• [What you are asked to do]:
Repeat every record below exactly, omitting any pictures.
* * *
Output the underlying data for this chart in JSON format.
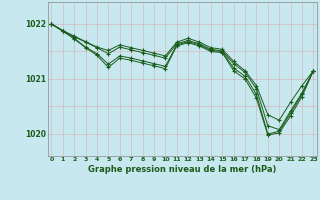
{
  "background_color": "#c8e8f0",
  "grid_color_v": "#d4b8c0",
  "grid_color_h": "#d4b8c0",
  "line_color": "#1a5c1a",
  "title": "Graphe pression niveau de la mer (hPa)",
  "hours": [
    0,
    1,
    2,
    3,
    4,
    5,
    6,
    7,
    8,
    9,
    10,
    11,
    12,
    13,
    14,
    15,
    16,
    17,
    18,
    19,
    20,
    21,
    22,
    23
  ],
  "ylim": [
    1019.6,
    1022.4
  ],
  "yticks": [
    1020,
    1021,
    1022
  ],
  "lines": [
    [
      1022.0,
      1021.88,
      1021.78,
      1021.68,
      1021.58,
      1021.52,
      1021.62,
      1021.57,
      1021.52,
      1021.47,
      1021.42,
      1021.67,
      1021.74,
      1021.67,
      1021.57,
      1021.54,
      1021.32,
      1021.15,
      1020.88,
      1020.35,
      1020.25,
      1020.58,
      1020.88,
      1021.15
    ],
    [
      1022.0,
      1021.88,
      1021.77,
      1021.67,
      1021.57,
      1021.46,
      1021.58,
      1021.53,
      1021.48,
      1021.43,
      1021.38,
      1021.64,
      1021.7,
      1021.64,
      1021.54,
      1021.51,
      1021.28,
      1021.12,
      1020.82,
      1020.15,
      1020.08,
      1020.42,
      1020.75,
      1021.15
    ],
    [
      1022.0,
      1021.87,
      1021.74,
      1021.58,
      1021.46,
      1021.27,
      1021.42,
      1021.38,
      1021.33,
      1021.28,
      1021.23,
      1021.62,
      1021.68,
      1021.62,
      1021.52,
      1021.5,
      1021.2,
      1021.05,
      1020.72,
      1020.0,
      1020.05,
      1020.38,
      1020.72,
      1021.15
    ],
    [
      1022.0,
      1021.87,
      1021.73,
      1021.57,
      1021.43,
      1021.21,
      1021.38,
      1021.34,
      1021.29,
      1021.24,
      1021.19,
      1021.6,
      1021.66,
      1021.6,
      1021.5,
      1021.48,
      1021.15,
      1021.0,
      1020.65,
      1019.98,
      1020.02,
      1020.33,
      1020.68,
      1021.15
    ]
  ]
}
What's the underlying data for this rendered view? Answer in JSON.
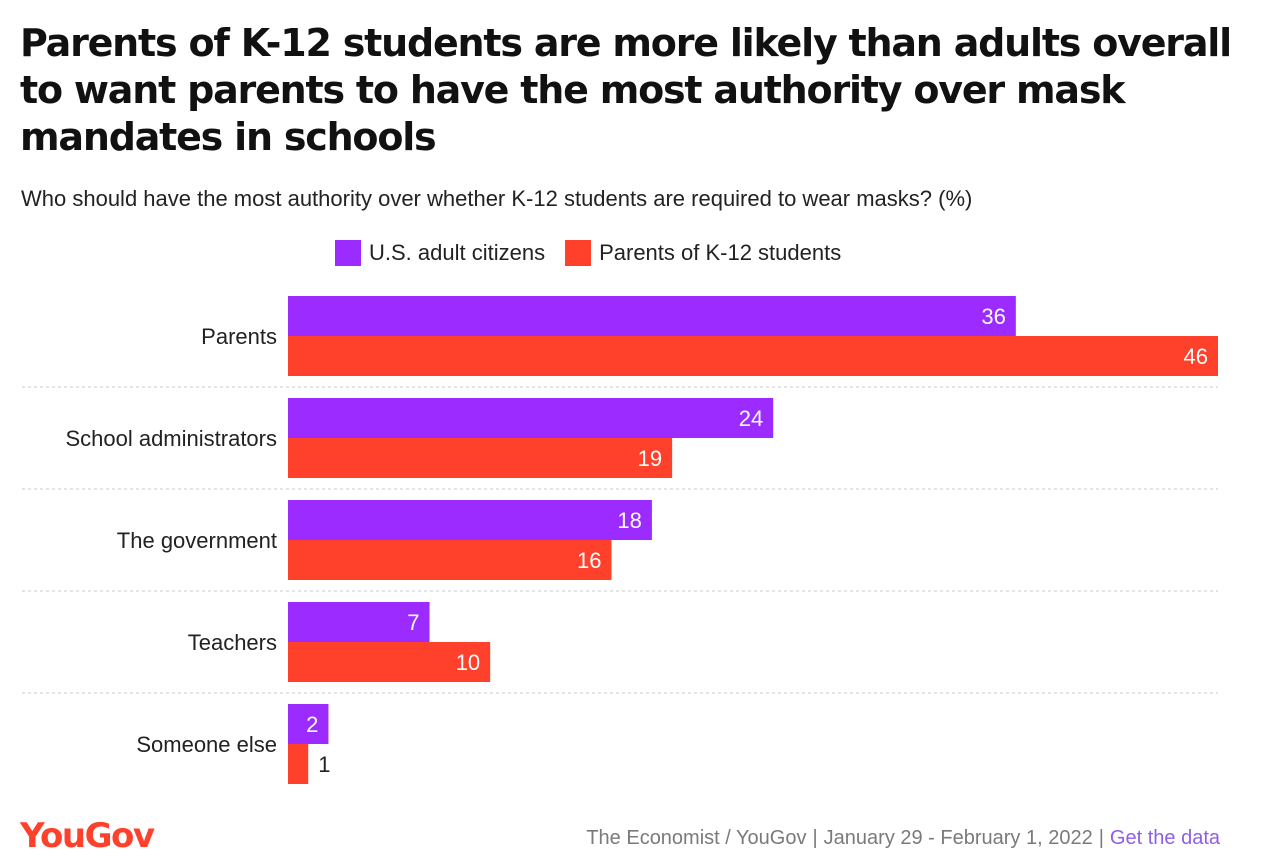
{
  "title": "Parents of K-12 students are more likely than adults overall to want parents to have the most authority over mask mandates in schools",
  "subtitle": "Who should have the most authority over whether K-12 students are required to wear masks? (%)",
  "legend": {
    "adults_label": "U.S. adult citizens",
    "parents_label": "Parents of K-12 students"
  },
  "colors": {
    "adults": "#9b2bff",
    "parents": "#ff412c",
    "logo": "#ff412c",
    "link": "#8f5fe6"
  },
  "chart_data": {
    "type": "bar",
    "orientation": "horizontal",
    "categories": [
      "Parents",
      "School administrators",
      "The government",
      "Teachers",
      "Someone else"
    ],
    "series": [
      {
        "name": "U.S. adult citizens",
        "values": [
          36,
          24,
          18,
          7,
          2
        ]
      },
      {
        "name": "Parents of K-12 students",
        "values": [
          46,
          19,
          16,
          10,
          1
        ]
      }
    ],
    "xlim": [
      0,
      46
    ],
    "grid": false,
    "legend_position": "top"
  },
  "footer": {
    "logo": "YouGov",
    "source": "The Economist / YouGov",
    "dates": "January 29 - February 1, 2022",
    "link": "Get the data"
  }
}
* * *
• [Solution to this problem]:
Output the underlying data for this chart in JSON format.
{
  "background_color": "#c8e8f0",
  "grid_color_v": "#d4b8c0",
  "grid_color_h": "#d4b8c0",
  "line_color": "#1a5c1a",
  "title": "Graphe pression niveau de la mer (hPa)",
  "hours": [
    0,
    1,
    2,
    3,
    4,
    5,
    6,
    7,
    8,
    9,
    10,
    11,
    12,
    13,
    14,
    15,
    16,
    17,
    18,
    19,
    20,
    21,
    22,
    23
  ],
  "ylim": [
    1019.6,
    1022.4
  ],
  "yticks": [
    1020,
    1021,
    1022
  ],
  "lines": [
    [
      1022.0,
      1021.88,
      1021.78,
      1021.68,
      1021.58,
      1021.52,
      1021.62,
      1021.57,
      1021.52,
      1021.47,
      1021.42,
      1021.67,
      1021.74,
      1021.67,
      1021.57,
      1021.54,
      1021.32,
      1021.15,
      1020.88,
      1020.35,
      1020.25,
      1020.58,
      1020.88,
      1021.15
    ],
    [
      1022.0,
      1021.88,
      1021.77,
      1021.67,
      1021.57,
      1021.46,
      1021.58,
      1021.53,
      1021.48,
      1021.43,
      1021.38,
      1021.64,
      1021.7,
      1021.64,
      1021.54,
      1021.51,
      1021.28,
      1021.12,
      1020.82,
      1020.15,
      1020.08,
      1020.42,
      1020.75,
      1021.15
    ],
    [
      1022.0,
      1021.87,
      1021.74,
      1021.58,
      1021.46,
      1021.27,
      1021.42,
      1021.38,
      1021.33,
      1021.28,
      1021.23,
      1021.62,
      1021.68,
      1021.62,
      1021.52,
      1021.5,
      1021.2,
      1021.05,
      1020.72,
      1020.0,
      1020.05,
      1020.38,
      1020.72,
      1021.15
    ],
    [
      1022.0,
      1021.87,
      1021.73,
      1021.57,
      1021.43,
      1021.21,
      1021.38,
      1021.34,
      1021.29,
      1021.24,
      1021.19,
      1021.6,
      1021.66,
      1021.6,
      1021.5,
      1021.48,
      1021.15,
      1021.0,
      1020.65,
      1019.98,
      1020.02,
      1020.33,
      1020.68,
      1021.15
    ]
  ]
}
What's the underlying data for this rendered view? Answer in JSON.
{
  "title": "Parents of K-12 students are more likely than adults overall to want parents to have the most authority over mask mandates in schools",
  "subtitle": "Who should have the most authority over whether K-12 students are required to wear masks? (%)",
  "legend": {
    "adults_label": "U.S. adult citizens",
    "parents_label": "Parents of K-12 students"
  },
  "colors": {
    "adults": "#9b2bff",
    "parents": "#ff412c",
    "logo": "#ff412c",
    "link": "#8f5fe6"
  },
  "chart_data": {
    "type": "bar",
    "orientation": "horizontal",
    "categories": [
      "Parents",
      "School administrators",
      "The government",
      "Teachers",
      "Someone else"
    ],
    "series": [
      {
        "name": "U.S. adult citizens",
        "values": [
          36,
          24,
          18,
          7,
          2
        ]
      },
      {
        "name": "Parents of K-12 students",
        "values": [
          46,
          19,
          16,
          10,
          1
        ]
      }
    ],
    "xlim": [
      0,
      46
    ],
    "grid": false,
    "legend_position": "top"
  },
  "footer": {
    "logo": "YouGov",
    "source": "The Economist / YouGov",
    "dates": "January 29 - February 1, 2022",
    "link": "Get the data"
  }
}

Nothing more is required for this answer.